### [Task brief]
Your answer should be a single number: the count of lines that hold the word "分类与标记".

[Saved data entries]
================================

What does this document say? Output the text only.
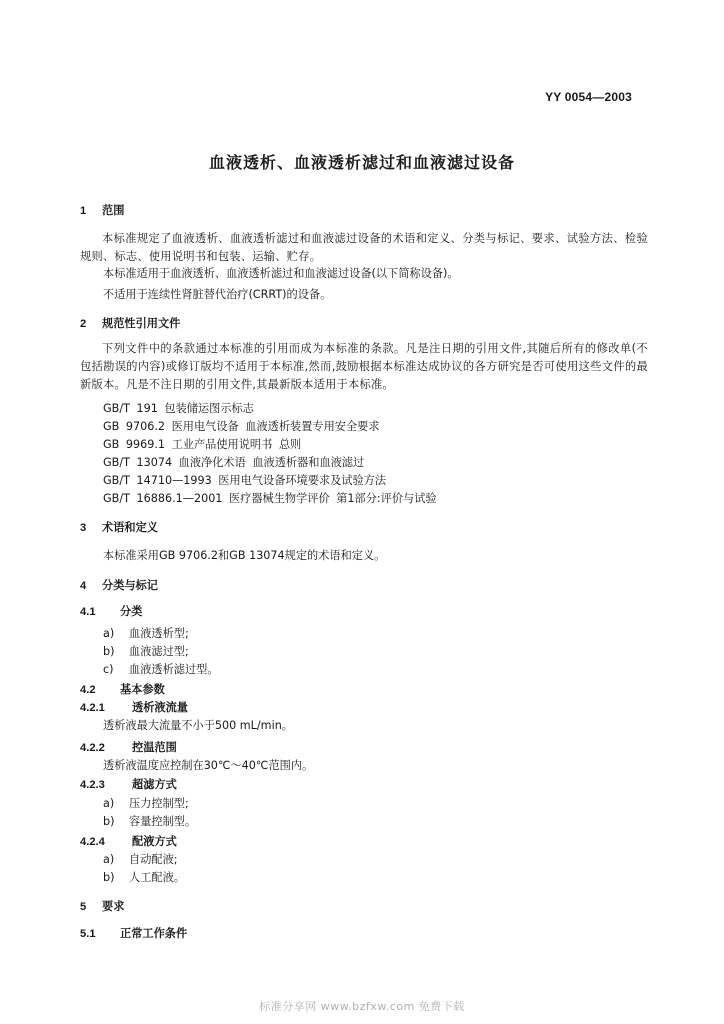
YY 0054—2003
血液透析、血液透析滤过和血液滤过设备
1 范围
本标准规定了血液透析、血液透析滤过和血液滤过设备的术语和定义、分类与标记、要求、试验方法、检验规则、标志、使用说明书和包装、运输、贮存。
本标准适用于血液透析、血液透析滤过和血液滤过设备(以下简称设备)。
不适用于连续性肾脏替代治疗(CRRT)的设备。
2 规范性引用文件
下列文件中的条款通过本标准的引用而成为本标准的条款。凡是注日期的引用文件,其随后所有的修改单(不包括勘误的内容)或修订版均不适用于本标准,然而,鼓励根据本标准达成协议的各方研究是否可使用这些文件的最新版本。凡是不注日期的引用文件,其最新版本适用于本标准。
GB/T 191 包装储运图示标志
GB 9706.2 医用电气设备 血液透析装置专用安全要求
GB 9969.1 工业产品使用说明书 总则
GB/T 13074 血液净化术语 血液透析器和血液滤过
GB/T 14710—1993 医用电气设备环境要求及试验方法
GB/T 16886.1—2001 医疗器械生物学评价 第1部分:评价与试验
3 术语和定义
本标准采用GB 9706.2和GB 13074规定的术语和定义。
4 分类与标记
4.1 分类
a) 血液透析型;
b) 血液滤过型;
c) 血液透析滤过型。
4.2 基本参数
4.2.1 透析液流量
透析液最大流量不小于500 mL/min。
4.2.2 控温范围
透析液温度应控制在30℃～40℃范围内。
4.2.3 超滤方式
a) 压力控制型;
b) 容量控制型。
4.2.4 配液方式
a) 自动配液;
b) 人工配液。
5 要求
5.1 正常工作条件
标准分享网 www.bzfxw.com 免费下载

================================

### [Answer below]
2